• YOUR INSTRUCTIONS
Return the material below in full and exactly.
* START *
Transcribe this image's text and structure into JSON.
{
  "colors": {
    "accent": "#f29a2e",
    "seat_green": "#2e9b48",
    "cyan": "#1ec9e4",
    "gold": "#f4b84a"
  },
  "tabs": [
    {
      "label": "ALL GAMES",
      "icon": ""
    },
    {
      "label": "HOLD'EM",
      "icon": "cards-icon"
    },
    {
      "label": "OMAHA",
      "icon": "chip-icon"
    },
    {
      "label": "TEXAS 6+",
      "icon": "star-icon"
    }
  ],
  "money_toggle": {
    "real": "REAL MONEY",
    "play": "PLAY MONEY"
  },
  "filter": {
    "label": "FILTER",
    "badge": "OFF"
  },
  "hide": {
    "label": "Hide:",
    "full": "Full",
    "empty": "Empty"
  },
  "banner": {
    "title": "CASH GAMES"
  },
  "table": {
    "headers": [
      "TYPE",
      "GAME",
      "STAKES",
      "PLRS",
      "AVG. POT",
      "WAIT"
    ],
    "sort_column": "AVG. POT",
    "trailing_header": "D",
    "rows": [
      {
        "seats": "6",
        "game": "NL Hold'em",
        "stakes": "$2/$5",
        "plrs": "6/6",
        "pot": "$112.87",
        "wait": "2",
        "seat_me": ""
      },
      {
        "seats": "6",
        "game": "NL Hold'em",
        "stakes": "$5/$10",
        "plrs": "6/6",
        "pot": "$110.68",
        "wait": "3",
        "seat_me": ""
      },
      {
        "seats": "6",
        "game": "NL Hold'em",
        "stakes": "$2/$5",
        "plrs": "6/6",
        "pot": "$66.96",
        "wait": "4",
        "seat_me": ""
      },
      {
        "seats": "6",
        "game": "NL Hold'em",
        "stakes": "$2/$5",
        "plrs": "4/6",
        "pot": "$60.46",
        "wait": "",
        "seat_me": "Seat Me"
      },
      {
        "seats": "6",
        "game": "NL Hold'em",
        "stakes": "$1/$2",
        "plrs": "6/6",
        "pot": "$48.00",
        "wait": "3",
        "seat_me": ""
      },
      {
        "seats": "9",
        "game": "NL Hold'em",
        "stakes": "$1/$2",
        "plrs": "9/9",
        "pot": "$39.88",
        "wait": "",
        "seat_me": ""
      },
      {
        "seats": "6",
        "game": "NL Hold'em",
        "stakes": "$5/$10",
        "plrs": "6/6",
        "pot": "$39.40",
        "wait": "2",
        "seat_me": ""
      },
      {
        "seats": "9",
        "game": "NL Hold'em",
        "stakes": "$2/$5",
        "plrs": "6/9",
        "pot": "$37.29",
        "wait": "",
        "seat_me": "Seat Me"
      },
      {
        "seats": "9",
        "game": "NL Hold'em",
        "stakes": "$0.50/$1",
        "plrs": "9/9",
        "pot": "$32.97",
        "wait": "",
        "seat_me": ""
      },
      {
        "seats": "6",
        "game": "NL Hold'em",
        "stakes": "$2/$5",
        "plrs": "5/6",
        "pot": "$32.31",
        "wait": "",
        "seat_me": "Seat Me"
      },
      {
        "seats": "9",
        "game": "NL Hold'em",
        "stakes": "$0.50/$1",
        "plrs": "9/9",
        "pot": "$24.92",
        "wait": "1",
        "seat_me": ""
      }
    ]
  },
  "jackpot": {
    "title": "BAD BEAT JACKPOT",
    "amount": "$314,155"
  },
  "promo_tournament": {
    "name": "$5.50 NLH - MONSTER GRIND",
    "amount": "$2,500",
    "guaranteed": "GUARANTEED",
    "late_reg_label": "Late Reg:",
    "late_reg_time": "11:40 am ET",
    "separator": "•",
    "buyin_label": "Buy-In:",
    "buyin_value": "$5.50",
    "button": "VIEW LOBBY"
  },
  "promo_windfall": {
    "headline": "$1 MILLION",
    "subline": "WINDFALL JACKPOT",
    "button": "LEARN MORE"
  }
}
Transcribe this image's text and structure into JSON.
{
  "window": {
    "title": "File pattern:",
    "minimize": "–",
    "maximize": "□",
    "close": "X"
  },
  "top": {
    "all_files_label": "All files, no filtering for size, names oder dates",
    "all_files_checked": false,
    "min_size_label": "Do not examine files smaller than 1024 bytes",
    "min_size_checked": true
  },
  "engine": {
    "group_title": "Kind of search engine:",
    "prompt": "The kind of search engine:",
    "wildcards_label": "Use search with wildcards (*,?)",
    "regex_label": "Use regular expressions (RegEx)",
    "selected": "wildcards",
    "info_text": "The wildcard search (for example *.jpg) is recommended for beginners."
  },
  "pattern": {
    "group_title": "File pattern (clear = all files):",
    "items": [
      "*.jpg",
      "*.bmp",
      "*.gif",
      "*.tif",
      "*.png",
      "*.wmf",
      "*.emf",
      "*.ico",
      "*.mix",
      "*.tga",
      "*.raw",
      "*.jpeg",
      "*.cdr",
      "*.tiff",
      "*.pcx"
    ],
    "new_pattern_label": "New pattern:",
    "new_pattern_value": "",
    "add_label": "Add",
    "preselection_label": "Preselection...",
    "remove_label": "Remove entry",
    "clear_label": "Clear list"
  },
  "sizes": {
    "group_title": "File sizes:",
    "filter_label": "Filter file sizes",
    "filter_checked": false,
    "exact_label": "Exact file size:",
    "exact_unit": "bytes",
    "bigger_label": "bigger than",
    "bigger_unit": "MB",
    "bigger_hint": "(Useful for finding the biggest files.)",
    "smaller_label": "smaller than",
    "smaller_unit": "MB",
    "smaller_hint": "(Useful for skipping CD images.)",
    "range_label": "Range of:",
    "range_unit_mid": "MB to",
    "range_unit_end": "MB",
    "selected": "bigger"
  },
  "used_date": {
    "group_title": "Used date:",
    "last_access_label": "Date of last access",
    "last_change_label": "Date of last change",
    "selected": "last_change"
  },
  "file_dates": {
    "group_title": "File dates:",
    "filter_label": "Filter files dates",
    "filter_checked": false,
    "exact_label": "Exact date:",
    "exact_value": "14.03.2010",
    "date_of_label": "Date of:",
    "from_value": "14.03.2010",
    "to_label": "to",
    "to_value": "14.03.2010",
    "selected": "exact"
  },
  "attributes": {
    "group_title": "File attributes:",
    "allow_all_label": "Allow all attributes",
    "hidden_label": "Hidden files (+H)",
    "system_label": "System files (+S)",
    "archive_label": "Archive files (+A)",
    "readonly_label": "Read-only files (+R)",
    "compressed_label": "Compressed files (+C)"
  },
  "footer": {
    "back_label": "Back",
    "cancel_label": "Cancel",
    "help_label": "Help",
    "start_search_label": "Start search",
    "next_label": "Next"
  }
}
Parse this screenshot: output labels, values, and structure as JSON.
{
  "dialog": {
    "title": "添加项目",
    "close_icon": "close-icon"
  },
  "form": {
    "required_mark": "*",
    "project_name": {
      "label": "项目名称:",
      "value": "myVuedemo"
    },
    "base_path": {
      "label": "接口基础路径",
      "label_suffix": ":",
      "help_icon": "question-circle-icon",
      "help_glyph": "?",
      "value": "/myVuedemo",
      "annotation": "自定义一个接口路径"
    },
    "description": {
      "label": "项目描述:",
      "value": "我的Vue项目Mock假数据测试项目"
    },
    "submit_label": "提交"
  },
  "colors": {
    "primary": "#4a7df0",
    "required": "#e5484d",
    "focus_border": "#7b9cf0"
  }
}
* END *
• RESULT FOR THIS TASK
Transcribe this image's text and structure into JSON.
{
  "colors": {
    "accent": "#f29a2e",
    "seat_green": "#2e9b48",
    "cyan": "#1ec9e4",
    "gold": "#f4b84a"
  },
  "tabs": [
    {
      "label": "ALL GAMES",
      "icon": ""
    },
    {
      "label": "HOLD'EM",
      "icon": "cards-icon"
    },
    {
      "label": "OMAHA",
      "icon": "chip-icon"
    },
    {
      "label": "TEXAS 6+",
      "icon": "star-icon"
    }
  ],
  "money_toggle": {
    "real": "REAL MONEY",
    "play": "PLAY MONEY"
  },
  "filter": {
    "label": "FILTER",
    "badge": "OFF"
  },
  "hide": {
    "label": "Hide:",
    "full": "Full",
    "empty": "Empty"
  },
  "banner": {
    "title": "CASH GAMES"
  },
  "table": {
    "headers": [
      "TYPE",
      "GAME",
      "STAKES",
      "PLRS",
      "AVG. POT",
      "WAIT"
    ],
    "sort_column": "AVG. POT",
    "trailing_header": "D",
    "rows": [
      {
        "seats": "6",
        "game": "NL Hold'em",
        "stakes": "$2/$5",
        "plrs": "6/6",
        "pot": "$112.87",
        "wait": "2",
        "seat_me": ""
      },
      {
        "seats": "6",
        "game": "NL Hold'em",
        "stakes": "$5/$10",
        "plrs": "6/6",
        "pot": "$110.68",
        "wait": "3",
        "seat_me": ""
      },
      {
        "seats": "6",
        "game": "NL Hold'em",
        "stakes": "$2/$5",
        "plrs": "6/6",
        "pot": "$66.96",
        "wait": "4",
        "seat_me": ""
      },
      {
        "seats": "6",
        "game": "NL Hold'em",
        "stakes": "$2/$5",
        "plrs": "4/6",
        "pot": "$60.46",
        "wait": "",
        "seat_me": "Seat Me"
      },
      {
        "seats": "6",
        "game": "NL Hold'em",
        "stakes": "$1/$2",
        "plrs": "6/6",
        "pot": "$48.00",
        "wait": "3",
        "seat_me": ""
      },
      {
        "seats": "9",
        "game": "NL Hold'em",
        "stakes": "$1/$2",
        "plrs": "9/9",
        "pot": "$39.88",
        "wait": "",
        "seat_me": ""
      },
      {
        "seats": "6",
        "game": "NL Hold'em",
        "stakes": "$5/$10",
        "plrs": "6/6",
        "pot": "$39.40",
        "wait": "2",
        "seat_me": ""
      },
      {
        "seats": "9",
        "game": "NL Hold'em",
        "stakes": "$2/$5",
        "plrs": "6/9",
        "pot": "$37.29",
        "wait": "",
        "seat_me": "Seat Me"
      },
      {
        "seats": "9",
        "game": "NL Hold'em",
        "stakes": "$0.50/$1",
        "plrs": "9/9",
        "pot": "$32.97",
        "wait": "",
        "seat_me": ""
      },
      {
        "seats": "6",
        "game": "NL Hold'em",
        "stakes": "$2/$5",
        "plrs": "5/6",
        "pot": "$32.31",
        "wait": "",
        "seat_me": "Seat Me"
      },
      {
        "seats": "9",
        "game": "NL Hold'em",
        "stakes": "$0.50/$1",
        "plrs": "9/9",
        "pot": "$24.92",
        "wait": "1",
        "seat_me": ""
      }
    ]
  },
  "jackpot": {
    "title": "BAD BEAT JACKPOT",
    "amount": "$314,155"
  },
  "promo_tournament": {
    "name": "$5.50 NLH - MONSTER GRIND",
    "amount": "$2,500",
    "guaranteed": "GUARANTEED",
    "late_reg_label": "Late Reg:",
    "late_reg_time": "11:40 am ET",
    "separator": "•",
    "buyin_label": "Buy-In:",
    "buyin_value": "$5.50",
    "button": "VIEW LOBBY"
  },
  "promo_windfall": {
    "headline": "$1 MILLION",
    "subline": "WINDFALL JACKPOT",
    "button": "LEARN MORE"
  }
}
Transcribe this image's text and structure into JSON.
{
  "window": {
    "title": "File pattern:",
    "minimize": "–",
    "maximize": "□",
    "close": "X"
  },
  "top": {
    "all_files_label": "All files, no filtering for size, names oder dates",
    "all_files_checked": false,
    "min_size_label": "Do not examine files smaller than 1024 bytes",
    "min_size_checked": true
  },
  "engine": {
    "group_title": "Kind of search engine:",
    "prompt": "The kind of search engine:",
    "wildcards_label": "Use search with wildcards (*,?)",
    "regex_label": "Use regular expressions (RegEx)",
    "selected": "wildcards",
    "info_text": "The wildcard search (for example *.jpg) is recommended for beginners."
  },
  "pattern": {
    "group_title": "File pattern (clear = all files):",
    "items": [
      "*.jpg",
      "*.bmp",
      "*.gif",
      "*.tif",
      "*.png",
      "*.wmf",
      "*.emf",
      "*.ico",
      "*.mix",
      "*.tga",
      "*.raw",
      "*.jpeg",
      "*.cdr",
      "*.tiff",
      "*.pcx"
    ],
    "new_pattern_label": "New pattern:",
    "new_pattern_value": "",
    "add_label": "Add",
    "preselection_label": "Preselection...",
    "remove_label": "Remove entry",
    "clear_label": "Clear list"
  },
  "sizes": {
    "group_title": "File sizes:",
    "filter_label": "Filter file sizes",
    "filter_checked": false,
    "exact_label": "Exact file size:",
    "exact_unit": "bytes",
    "bigger_label": "bigger than",
    "bigger_unit": "MB",
    "bigger_hint": "(Useful for finding the biggest files.)",
    "smaller_label": "smaller than",
    "smaller_unit": "MB",
    "smaller_hint": "(Useful for skipping CD images.)",
    "range_label": "Range of:",
    "range_unit_mid": "MB to",
    "range_unit_end": "MB",
    "selected": "bigger"
  },
  "used_date": {
    "group_title": "Used date:",
    "last_access_label": "Date of last access",
    "last_change_label": "Date of last change",
    "selected": "last_change"
  },
  "file_dates": {
    "group_title": "File dates:",
    "filter_label": "Filter files dates",
    "filter_checked": false,
    "exact_label": "Exact date:",
    "exact_value": "14.03.2010",
    "date_of_label": "Date of:",
    "from_value": "14.03.2010",
    "to_label": "to",
    "to_value": "14.03.2010",
    "selected": "exact"
  },
  "attributes": {
    "group_title": "File attributes:",
    "allow_all_label": "Allow all attributes",
    "hidden_label": "Hidden files (+H)",
    "system_label": "System files (+S)",
    "archive_label": "Archive files (+A)",
    "readonly_label": "Read-only files (+R)",
    "compressed_label": "Compressed files (+C)"
  },
  "footer": {
    "back_label": "Back",
    "cancel_label": "Cancel",
    "help_label": "Help",
    "start_search_label": "Start search",
    "next_label": "Next"
  }
}
Parse this screenshot: output labels, values, and structure as JSON.
{
  "dialog": {
    "title": "添加项目",
    "close_icon": "close-icon"
  },
  "form": {
    "required_mark": "*",
    "project_name": {
      "label": "项目名称:",
      "value": "myVuedemo"
    },
    "base_path": {
      "label": "接口基础路径",
      "label_suffix": ":",
      "help_icon": "question-circle-icon",
      "help_glyph": "?",
      "value": "/myVuedemo",
      "annotation": "自定义一个接口路径"
    },
    "description": {
      "label": "项目描述:",
      "value": "我的Vue项目Mock假数据测试项目"
    },
    "submit_label": "提交"
  },
  "colors": {
    "primary": "#4a7df0",
    "required": "#e5484d",
    "focus_border": "#7b9cf0"
  }
}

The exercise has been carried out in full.